WORK TO DO -
Leave out the images and repeat the listing below without a single change.
=== RECORDS SHOWN ===
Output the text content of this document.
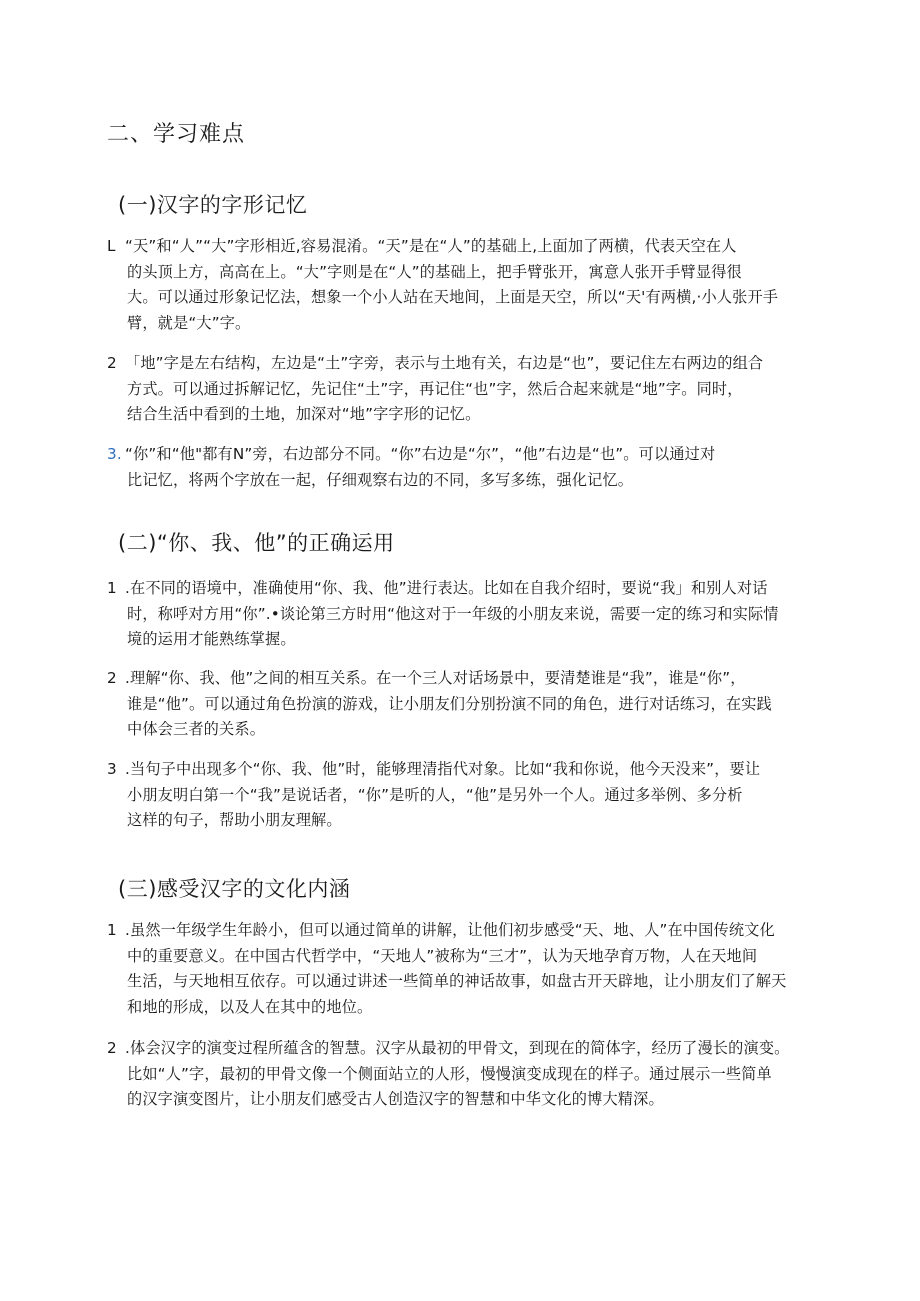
二、学习难点
(一)汉字的字形记忆
L “天”和“人”“大”字形相近,容易混淆。“天”是在“人”的基础上,上面加了两横，代表天空在人
的头顶上方，高高在上。“大”字则是在“人”的基础上，把手臂张开，寓意人张开手臂显得很
大。可以通过形象记忆法，想象一个小人站在天地间，上面是天空，所以“天'有两横,·小人张开手
臂，就是“大”字。
2 「地”字是左右结构，左边是“土”字旁，表示与土地有关，右边是“也”，要记住左右两边的组合
方式。可以通过拆解记忆，先记住“土”字，再记住“也”字，然后合起来就是“地”字。同时，
结合生活中看到的土地，加深对“地”字字形的记忆。
3. “你”和“他"都有N”旁，右边部分不同。“你”右边是“尔”，“他”右边是“也”。可以通过对
比记忆，将两个字放在一起，仔细观察右边的不同，多写多练，强化记忆。
(二)“你、我、他”的正确运用
1 .在不同的语境中，准确使用“你、我、他”进行表达。比如在自我介绍时，要说“我」和别人对话
时，称呼对方用“你”.•谈论第三方时用“他这对于一年级的小朋友来说，需要一定的练习和实际情
境的运用才能熟练掌握。
2 .理解“你、我、他”之间的相互关系。在一个三人对话场景中，要清楚谁是“我”，谁是“你”，
谁是“他”。可以通过角色扮演的游戏，让小朋友们分别扮演不同的角色，进行对话练习，在实践
中体会三者的关系。
3 .当句子中出现多个“你、我、他”时，能够理清指代对象。比如“我和你说，他今天没来”，要让
小朋友明白第一个“我”是说话者，“你”是听的人，“他”是另外一个人。通过多举例、多分析
这样的句子，帮助小朋友理解。
(三)感受汉字的文化内涵
1 .虽然一年级学生年龄小，但可以通过简单的讲解，让他们初步感受“天、地、人”在中国传统文化
中的重要意义。在中国古代哲学中，“天地人”被称为“三才”，认为天地孕育万物，人在天地间
生活，与天地相互依存。可以通过讲述一些简单的神话故事，如盘古开天辟地，让小朋友们了解天
和地的形成，以及人在其中的地位。
2 .体会汉字的演变过程所蕴含的智慧。汉字从最初的甲骨文，到现在的简体字，经历了漫长的演变。
比如“人”字，最初的甲骨文像一个侧面站立的人形，慢慢演变成现在的样子。通过展示一些简单
的汉字演变图片，让小朋友们感受古人创造汉字的智慧和中华文化的博大精深。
===
SOLVED PROBLEM -
Output the text content of this document.
二、学习难点
(一)汉字的字形记忆
L “天”和“人”“大”字形相近,容易混淆。“天”是在“人”的基础上,上面加了两横，代表天空在人
的头顶上方，高高在上。“大”字则是在“人”的基础上，把手臂张开，寓意人张开手臂显得很
大。可以通过形象记忆法，想象一个小人站在天地间，上面是天空，所以“天'有两横,·小人张开手
臂，就是“大”字。
2 「地”字是左右结构，左边是“土”字旁，表示与土地有关，右边是“也”，要记住左右两边的组合
方式。可以通过拆解记忆，先记住“土”字，再记住“也”字，然后合起来就是“地”字。同时，
结合生活中看到的土地，加深对“地”字字形的记忆。
3. “你”和“他"都有N”旁，右边部分不同。“你”右边是“尔”，“他”右边是“也”。可以通过对
比记忆，将两个字放在一起，仔细观察右边的不同，多写多练，强化记忆。
(二)“你、我、他”的正确运用
1 .在不同的语境中，准确使用“你、我、他”进行表达。比如在自我介绍时，要说“我」和别人对话
时，称呼对方用“你”.•谈论第三方时用“他这对于一年级的小朋友来说，需要一定的练习和实际情
境的运用才能熟练掌握。
2 .理解“你、我、他”之间的相互关系。在一个三人对话场景中，要清楚谁是“我”，谁是“你”，
谁是“他”。可以通过角色扮演的游戏，让小朋友们分别扮演不同的角色，进行对话练习，在实践
中体会三者的关系。
3 .当句子中出现多个“你、我、他”时，能够理清指代对象。比如“我和你说，他今天没来”，要让
小朋友明白第一个“我”是说话者，“你”是听的人，“他”是另外一个人。通过多举例、多分析
这样的句子，帮助小朋友理解。
(三)感受汉字的文化内涵
1 .虽然一年级学生年龄小，但可以通过简单的讲解，让他们初步感受“天、地、人”在中国传统文化
中的重要意义。在中国古代哲学中，“天地人”被称为“三才”，认为天地孕育万物，人在天地间
生活，与天地相互依存。可以通过讲述一些简单的神话故事，如盘古开天辟地，让小朋友们了解天
和地的形成，以及人在其中的地位。
2 .体会汉字的演变过程所蕴含的智慧。汉字从最初的甲骨文，到现在的简体字，经历了漫长的演变。
比如“人”字，最初的甲骨文像一个侧面站立的人形，慢慢演变成现在的样子。通过展示一些简单
的汉字演变图片，让小朋友们感受古人创造汉字的智慧和中华文化的博大精深。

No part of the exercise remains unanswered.